- **About this task**
Return only those lines of the listing in which "Mortality" appears.

┌──

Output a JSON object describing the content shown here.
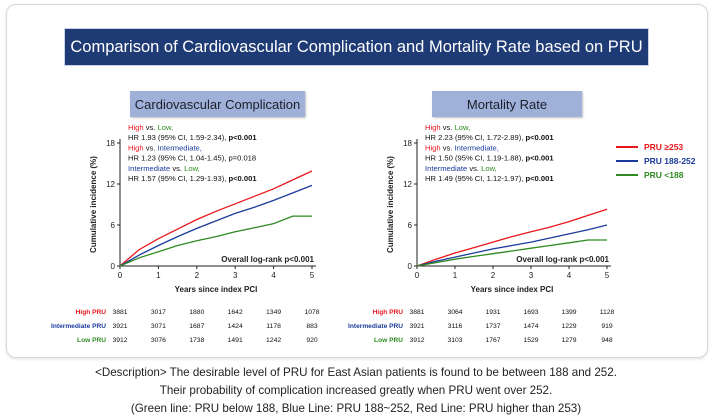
{
  "page_title": "Comparison of Cardiovascular Complication and Mortality Rate based on PRU",
  "colors": {
    "high": "#e8161b",
    "intermediate": "#1a3b9a",
    "low": "#2f8a22",
    "title_bg": "#1f3b75",
    "chip_bg": "#9fb1d9"
  },
  "legend": [
    {
      "label": "PRU ≥253",
      "color": "#e8161b"
    },
    {
      "label": "PRU 188-252",
      "color": "#1a3b9a"
    },
    {
      "label": "PRU <188",
      "color": "#2f8a22"
    }
  ],
  "chart_data": [
    {
      "type": "line",
      "title": "Cardiovascular Complication",
      "xlabel": "Years since index PCI",
      "ylabel": "Cumulative incidence (%)",
      "xlim": [
        0,
        5
      ],
      "ylim": [
        0,
        18
      ],
      "xticks": [
        "0",
        "1",
        "2",
        "3",
        "4",
        "5"
      ],
      "yticks": [
        "0",
        "6",
        "12",
        "18"
      ],
      "x": [
        0,
        0.5,
        1,
        1.5,
        2,
        2.5,
        3,
        3.5,
        4,
        4.5,
        5
      ],
      "series": [
        {
          "name": "High PRU",
          "color": "#e8161b",
          "values": [
            0,
            2.4,
            4.0,
            5.4,
            6.8,
            8.0,
            9.1,
            10.2,
            11.3,
            12.6,
            13.9
          ]
        },
        {
          "name": "Intermediate PRU",
          "color": "#1a3b9a",
          "values": [
            0,
            1.6,
            3.0,
            4.3,
            5.5,
            6.6,
            7.7,
            8.6,
            9.6,
            10.7,
            11.8
          ]
        },
        {
          "name": "Low PRU",
          "color": "#2f8a22",
          "values": [
            0,
            1.2,
            2.1,
            3.0,
            3.7,
            4.3,
            5.0,
            5.6,
            6.2,
            7.3,
            7.3
          ]
        }
      ],
      "annotations": [
        {
          "parts": [
            {
              "t": "High",
              "c": "high"
            },
            {
              "t": " vs. ",
              "c": "text"
            },
            {
              "t": "Low,",
              "c": "low"
            }
          ]
        },
        {
          "parts": [
            {
              "t": "HR 1.93 (95% CI, 1.59-2.34), ",
              "c": "text"
            },
            {
              "t": "p<0.001",
              "c": "bold"
            }
          ]
        },
        {
          "parts": [
            {
              "t": "High",
              "c": "high"
            },
            {
              "t": " vs. ",
              "c": "text"
            },
            {
              "t": "Intermediate,",
              "c": "intermediate"
            }
          ]
        },
        {
          "parts": [
            {
              "t": "HR 1.23 (95% CI, 1.04-1.45), p=0.018",
              "c": "text"
            }
          ]
        },
        {
          "parts": [
            {
              "t": "Intermediate",
              "c": "intermediate"
            },
            {
              "t": " vs. ",
              "c": "text"
            },
            {
              "t": "Low,",
              "c": "low"
            }
          ]
        },
        {
          "parts": [
            {
              "t": "HR 1.57 (95% CI, 1.29-1.93), ",
              "c": "text"
            },
            {
              "t": "p<0.001",
              "c": "bold"
            }
          ]
        }
      ],
      "logrank": "Overall log-rank p<0.001",
      "risk_table": [
        {
          "label": "High PRU",
          "color": "#e8161b",
          "values": [
            "3881",
            "3017",
            "1880",
            "1642",
            "1349",
            "1078"
          ]
        },
        {
          "label": "Intermediate PRU",
          "color": "#1a3b9a",
          "values": [
            "3921",
            "3071",
            "1687",
            "1424",
            "1178",
            "883"
          ]
        },
        {
          "label": "Low PRU",
          "color": "#2f8a22",
          "values": [
            "3912",
            "3076",
            "1738",
            "1491",
            "1242",
            "920"
          ]
        }
      ]
    },
    {
      "type": "line",
      "title": "Mortality Rate",
      "xlabel": "Years since index PCI",
      "ylabel": "Cumulative incidence (%)",
      "xlim": [
        0,
        5
      ],
      "ylim": [
        0,
        18
      ],
      "xticks": [
        "0",
        "1",
        "2",
        "3",
        "4",
        "5"
      ],
      "yticks": [
        "0",
        "6",
        "12",
        "18"
      ],
      "x": [
        0,
        0.5,
        1,
        1.5,
        2,
        2.5,
        3,
        3.5,
        4,
        4.5,
        5
      ],
      "series": [
        {
          "name": "High PRU",
          "color": "#e8161b",
          "values": [
            0,
            1.0,
            1.9,
            2.7,
            3.5,
            4.3,
            5.0,
            5.7,
            6.5,
            7.4,
            8.3
          ]
        },
        {
          "name": "Intermediate PRU",
          "color": "#1a3b9a",
          "values": [
            0,
            0.7,
            1.3,
            1.9,
            2.5,
            3.0,
            3.5,
            4.1,
            4.7,
            5.3,
            6.0
          ]
        },
        {
          "name": "Low PRU",
          "color": "#2f8a22",
          "values": [
            0,
            0.5,
            1.0,
            1.4,
            1.8,
            2.2,
            2.6,
            3.0,
            3.4,
            3.8,
            3.8
          ]
        }
      ],
      "annotations": [
        {
          "parts": [
            {
              "t": "High",
              "c": "high"
            },
            {
              "t": " vs. ",
              "c": "text"
            },
            {
              "t": "Low,",
              "c": "low"
            }
          ]
        },
        {
          "parts": [
            {
              "t": "HR 2.23 (95% CI, 1.72-2.89), ",
              "c": "text"
            },
            {
              "t": "p<0.001",
              "c": "bold"
            }
          ]
        },
        {
          "parts": [
            {
              "t": "High",
              "c": "high"
            },
            {
              "t": " vs. ",
              "c": "text"
            },
            {
              "t": "Intermediate,",
              "c": "intermediate"
            }
          ]
        },
        {
          "parts": [
            {
              "t": "HR 1.50 (95% CI, 1.19-1.88), ",
              "c": "text"
            },
            {
              "t": "p<0.001",
              "c": "bold"
            }
          ]
        },
        {
          "parts": [
            {
              "t": "Intermediate",
              "c": "intermediate"
            },
            {
              "t": " vs. ",
              "c": "text"
            },
            {
              "t": "Low,",
              "c": "low"
            }
          ]
        },
        {
          "parts": [
            {
              "t": "HR 1.49 (95% CI, 1.12-1.97), ",
              "c": "text"
            },
            {
              "t": "p<0.001",
              "c": "bold"
            }
          ]
        }
      ],
      "logrank": "Overall log-rank p<0.001",
      "risk_table": [
        {
          "label": "High PRU",
          "color": "#e8161b",
          "values": [
            "3881",
            "3064",
            "1931",
            "1693",
            "1399",
            "1128"
          ]
        },
        {
          "label": "Intermediate PRU",
          "color": "#1a3b9a",
          "values": [
            "3921",
            "3116",
            "1737",
            "1474",
            "1229",
            "919"
          ]
        },
        {
          "label": "Low PRU",
          "color": "#2f8a22",
          "values": [
            "3912",
            "3103",
            "1767",
            "1529",
            "1279",
            "948"
          ]
        }
      ]
    }
  ],
  "description": [
    "<Description> The desirable level of PRU for East Asian patients is found to be between 188 and 252.",
    "Their probability of complication increased greatly when PRU went over 252.",
    "(Green line: PRU below 188, Blue Line: PRU 188~252, Red Line: PRU higher than 253)"
  ]
}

└──

- **Your response**
  "page_title": "Comparison of Cardiovascular Complication and Mortality Rate based on PRU",
      "title": "Mortality Rate",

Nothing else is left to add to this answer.